_Exercise details:_
Can you give the items below again with every "interactable" swapped for "clickable", keeping everything else the same and leaving out the pictures?

_Record excerpts:_
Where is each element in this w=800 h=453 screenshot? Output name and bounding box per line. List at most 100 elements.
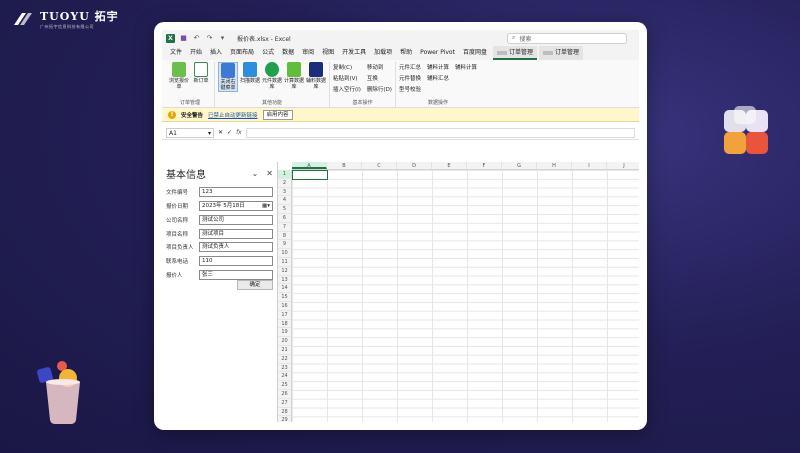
chevron-down-icon[interactable]: ⌄ [252,169,259,178]
material-calc-button-2[interactable]: 辅料计算 [455,64,477,72]
row-header-6[interactable]: 6 [278,214,291,223]
row-header-1[interactable]: 1 [278,170,291,179]
column-header-c[interactable]: C [362,162,397,169]
quote-date-picker[interactable]: 2023年 5月18日 ▦▾ [199,201,273,212]
field-project-name: 项目名称 测试项目 [166,228,273,239]
row-header-4[interactable]: 4 [278,196,291,206]
search-box[interactable]: ⌕ 搜索 [507,32,627,44]
project-name-input[interactable]: 测试项目 [199,228,273,239]
tab-view[interactable]: 视图 [318,46,338,60]
scan-data-button[interactable]: 扫描数据 [240,62,260,84]
material-summary-button[interactable]: 辅料汇总 [427,75,449,83]
row-header-5[interactable]: 5 [278,205,291,214]
row-header-9[interactable]: 9 [278,240,291,250]
confirm-button[interactable]: 确定 [237,280,273,290]
row-header-8[interactable]: 8 [278,232,291,241]
component-replace-button[interactable]: 元件替换 [399,75,421,83]
tab-review[interactable]: 审阅 [298,46,318,60]
calendar-dropdown-icon[interactable]: ▦▾ [262,202,270,210]
row-header-22[interactable]: 22 [278,355,291,364]
move-to-button[interactable]: 移动到 [367,64,392,72]
name-box[interactable]: A1 ▾ [166,127,214,138]
row-header-21[interactable]: 21 [278,346,291,355]
material-calc-button[interactable]: 辅料计算 [427,64,449,72]
tab-insert[interactable]: 插入 [206,46,226,60]
column-header-j[interactable]: J [607,162,639,169]
new-order-button[interactable]: 新订单 [191,62,211,84]
copy-button[interactable]: 复制(C) [333,64,361,72]
column-header-g[interactable]: G [502,162,537,169]
swap-button[interactable]: 互换 [367,75,392,83]
tab-power-pivot[interactable]: Power Pivot [416,46,459,60]
row-header-13[interactable]: 13 [278,276,291,285]
file-number-input[interactable]: 123 [199,187,273,198]
active-cell-a1[interactable] [292,170,328,180]
company-name-input[interactable]: 测试公司 [199,214,273,225]
row-header-10[interactable]: 10 [278,249,291,258]
row-header-19[interactable]: 19 [278,328,291,338]
spreadsheet-grid[interactable]: ABCDEFGHIJ 1 2 3 4 5 6 7 8 9 10 11 12 13 14 15 16 17 18 19… [278,162,639,422]
enter-icon[interactable]: ✓ [227,129,232,136]
tab-file[interactable]: 文件 [166,46,186,60]
model-check-button[interactable]: 型号校验 [399,86,421,94]
tab-developer[interactable]: 开发工具 [338,46,370,60]
row-header-16[interactable]: 16 [278,302,291,311]
tab-order-management-active[interactable]: 订单管理 [492,46,537,60]
row-header-29[interactable]: 29 [278,416,291,422]
paste-to-button[interactable]: 粘贴到(V) [333,75,361,83]
phone-input[interactable]: 110 [199,256,273,267]
fx-icon[interactable]: fx [236,129,242,136]
close-context-menu-button[interactable]: 关闭右键菜单 [218,62,238,92]
enable-content-button[interactable]: 启用内容 [262,109,293,120]
tab-order-management[interactable]: 订单管理 [538,46,583,60]
component-db-button[interactable]: 元件数据库 [262,62,282,90]
row-header-14[interactable]: 14 [278,284,291,294]
security-message-link[interactable]: 已禁止自动更新链接 [208,111,258,119]
save-icon[interactable]: ■ [179,34,188,43]
row-header-20[interactable]: 20 [278,337,291,346]
row-header-3[interactable]: 3 [278,188,291,197]
formula-input[interactable] [245,127,635,138]
column-header-e[interactable]: E [432,162,467,169]
column-header-a[interactable]: A [292,162,327,169]
column-header-f[interactable]: F [467,162,502,169]
tab-home[interactable]: 开始 [186,46,206,60]
quoter-input[interactable]: 张三 [199,270,273,281]
row-header-28[interactable]: 28 [278,408,291,417]
tab-help[interactable]: 帮助 [396,46,416,60]
column-header-d[interactable]: D [397,162,432,169]
row-header-15[interactable]: 15 [278,293,291,302]
row-header-2[interactable]: 2 [278,179,291,188]
delete-row-button[interactable]: 删除行(D) [367,86,392,94]
row-header-26[interactable]: 26 [278,390,291,399]
row-header-17[interactable]: 17 [278,311,291,320]
tab-data[interactable]: 数据 [278,46,298,60]
undo-icon[interactable]: ↶ [192,34,201,43]
quick-access-dropdown-icon[interactable]: ▾ [218,34,227,43]
row-header-23[interactable]: 23 [278,364,291,373]
column-header-i[interactable]: I [572,162,607,169]
row-header-11[interactable]: 11 [278,258,291,267]
browse-quote-button[interactable]: 浏览报价单 [169,62,189,90]
project-lead-input[interactable]: 测试负责人 [199,242,273,253]
insert-row-button[interactable]: 插入空行(I) [333,86,361,94]
close-icon[interactable]: ✕ [266,169,273,178]
column-header-b[interactable]: B [327,162,362,169]
row-header-27[interactable]: 27 [278,399,291,408]
tab-page-layout[interactable]: 页面布局 [226,46,258,60]
column-header-h[interactable]: H [537,162,572,169]
tab-addins[interactable]: 加载项 [370,46,396,60]
row-header-25[interactable]: 25 [278,381,291,390]
material-db-button[interactable]: 辅料数据库 [306,62,326,90]
component-summary-button[interactable]: 元件汇总 [399,64,421,72]
calc-db-button[interactable]: 计算数据库 [284,62,304,90]
redo-icon[interactable]: ↷ [205,34,214,43]
cancel-icon[interactable]: ✕ [218,129,223,136]
row-header-7[interactable]: 7 [278,223,291,232]
row-header-18[interactable]: 18 [278,320,291,329]
row-header-12[interactable]: 12 [278,267,291,276]
tab-baidu-netdisk[interactable]: 百度网盘 [459,46,491,60]
row-header-24[interactable]: 24 [278,372,291,382]
cell-area[interactable] [292,170,639,422]
tab-formulas[interactable]: 公式 [258,46,278,60]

_Exercise solution:_
Where is each element in this w=800 h=453 screenshot? Output name and bounding box per line. List at most 100 elements.
chevron-down-icon[clickable]: ⌄ [252,169,259,178]
material-calc-button-2[clickable]: 辅料计算 [455,64,477,72]
row-header-6[clickable]: 6 [278,214,291,223]
row-header-1[clickable]: 1 [278,170,291,179]
column-header-c[clickable]: C [362,162,397,169]
quote-date-picker[clickable]: 2023年 5月18日 ▦▾ [199,201,273,212]
field-project-name: 项目名称 测试项目 [166,228,273,239]
row-header-4[clickable]: 4 [278,196,291,206]
search-box[clickable]: ⌕ 搜索 [507,32,627,44]
project-name-input[clickable]: 测试项目 [199,228,273,239]
tab-view[clickable]: 视图 [318,46,338,60]
scan-data-button[clickable]: 扫描数据 [240,62,260,84]
material-summary-button[clickable]: 辅料汇总 [427,75,449,83]
row-header-5[clickable]: 5 [278,205,291,214]
row-header-9[clickable]: 9 [278,240,291,250]
confirm-button[clickable]: 确定 [237,280,273,290]
row-header-8[clickable]: 8 [278,232,291,241]
component-replace-button[clickable]: 元件替换 [399,75,421,83]
tab-review[clickable]: 审阅 [298,46,318,60]
calendar-dropdown-icon[clickable]: ▦▾ [262,202,270,210]
row-header-22[clickable]: 22 [278,355,291,364]
move-to-button[clickable]: 移动到 [367,64,392,72]
name-box[clickable]: A1 ▾ [166,127,214,138]
row-header-21[clickable]: 21 [278,346,291,355]
material-calc-button[clickable]: 辅料计算 [427,64,449,72]
tab-insert[clickable]: 插入 [206,46,226,60]
column-header-j[clickable]: J [607,162,639,169]
new-order-button[clickable]: 新订单 [191,62,211,84]
copy-button[clickable]: 复制(C) [333,64,361,72]
column-header-g[clickable]: G [502,162,537,169]
swap-button[clickable]: 互换 [367,75,392,83]
tab-power-pivot[clickable]: Power Pivot [416,46,459,60]
row-header-13[clickable]: 13 [278,276,291,285]
file-number-input[clickable]: 123 [199,187,273,198]
active-cell-a1[clickable] [292,170,328,180]
company-name-input[clickable]: 测试公司 [199,214,273,225]
row-header-10[clickable]: 10 [278,249,291,258]
row-header-19[clickable]: 19 [278,328,291,338]
spreadsheet-grid[clickable]: ABCDEFGHIJ 1 2 3 4 5 6 7 8 9 10 11 12 13 14 15 16 17 18 19… [278,162,639,422]
enter-icon[clickable]: ✓ [227,129,232,136]
tab-file[clickable]: 文件 [166,46,186,60]
model-check-button[clickable]: 型号校验 [399,86,421,94]
tab-developer[clickable]: 开发工具 [338,46,370,60]
row-header-16[clickable]: 16 [278,302,291,311]
tab-order-management-active[clickable]: 订单管理 [492,46,537,60]
row-header-29[clickable]: 29 [278,416,291,422]
paste-to-button[clickable]: 粘贴到(V) [333,75,361,83]
phone-input[clickable]: 110 [199,256,273,267]
fx-icon[clickable]: fx [236,129,242,136]
close-context-menu-button[clickable]: 关闭右键菜单 [218,62,238,92]
enable-content-button[clickable]: 启用内容 [262,109,293,120]
tab-order-management[clickable]: 订单管理 [538,46,583,60]
component-db-button[clickable]: 元件数据库 [262,62,282,90]
row-header-14[clickable]: 14 [278,284,291,294]
security-message-link[clickable]: 已禁止自动更新链接 [208,111,258,119]
save-icon[clickable]: ■ [179,34,188,43]
row-header-20[clickable]: 20 [278,337,291,346]
row-header-3[clickable]: 3 [278,188,291,197]
formula-input[clickable] [245,127,635,138]
column-header-e[clickable]: E [432,162,467,169]
column-header-a[clickable]: A [292,162,327,169]
column-header-f[clickable]: F [467,162,502,169]
tab-home[clickable]: 开始 [186,46,206,60]
quoter-input[clickable]: 张三 [199,270,273,281]
row-header-28[clickable]: 28 [278,408,291,417]
tab-help[clickable]: 帮助 [396,46,416,60]
column-header-d[clickable]: D [397,162,432,169]
row-header-15[clickable]: 15 [278,293,291,302]
row-header-2[clickable]: 2 [278,179,291,188]
delete-row-button[clickable]: 删除行(D) [367,86,392,94]
row-header-26[clickable]: 26 [278,390,291,399]
row-header-17[clickable]: 17 [278,311,291,320]
tab-data[clickable]: 数据 [278,46,298,60]
undo-icon[clickable]: ↶ [192,34,201,43]
quick-access-dropdown-icon[clickable]: ▾ [218,34,227,43]
row-header-23[clickable]: 23 [278,364,291,373]
column-header-i[clickable]: I [572,162,607,169]
row-header-11[clickable]: 11 [278,258,291,267]
browse-quote-button[clickable]: 浏览报价单 [169,62,189,90]
project-lead-input[clickable]: 测试负责人 [199,242,273,253]
insert-row-button[clickable]: 插入空行(I) [333,86,361,94]
close-icon[clickable]: ✕ [266,169,273,178]
column-header-b[clickable]: B [327,162,362,169]
row-header-27[clickable]: 27 [278,399,291,408]
tab-page-layout[clickable]: 页面布局 [226,46,258,60]
column-header-h[clickable]: H [537,162,572,169]
tab-addins[clickable]: 加载项 [370,46,396,60]
row-header-25[clickable]: 25 [278,381,291,390]
material-db-button[clickable]: 辅料数据库 [306,62,326,90]
component-summary-button[clickable]: 元件汇总 [399,64,421,72]
calc-db-button[clickable]: 计算数据库 [284,62,304,90]
redo-icon[clickable]: ↷ [205,34,214,43]
cancel-icon[clickable]: ✕ [218,129,223,136]
row-header-7[clickable]: 7 [278,223,291,232]
row-header-18[clickable]: 18 [278,320,291,329]
row-header-12[clickable]: 12 [278,267,291,276]
tab-baidu-netdisk[clickable]: 百度网盘 [459,46,491,60]
row-header-24[clickable]: 24 [278,372,291,382]
cell-area[clickable] [292,170,639,422]
tab-formulas[clickable]: 公式 [258,46,278,60]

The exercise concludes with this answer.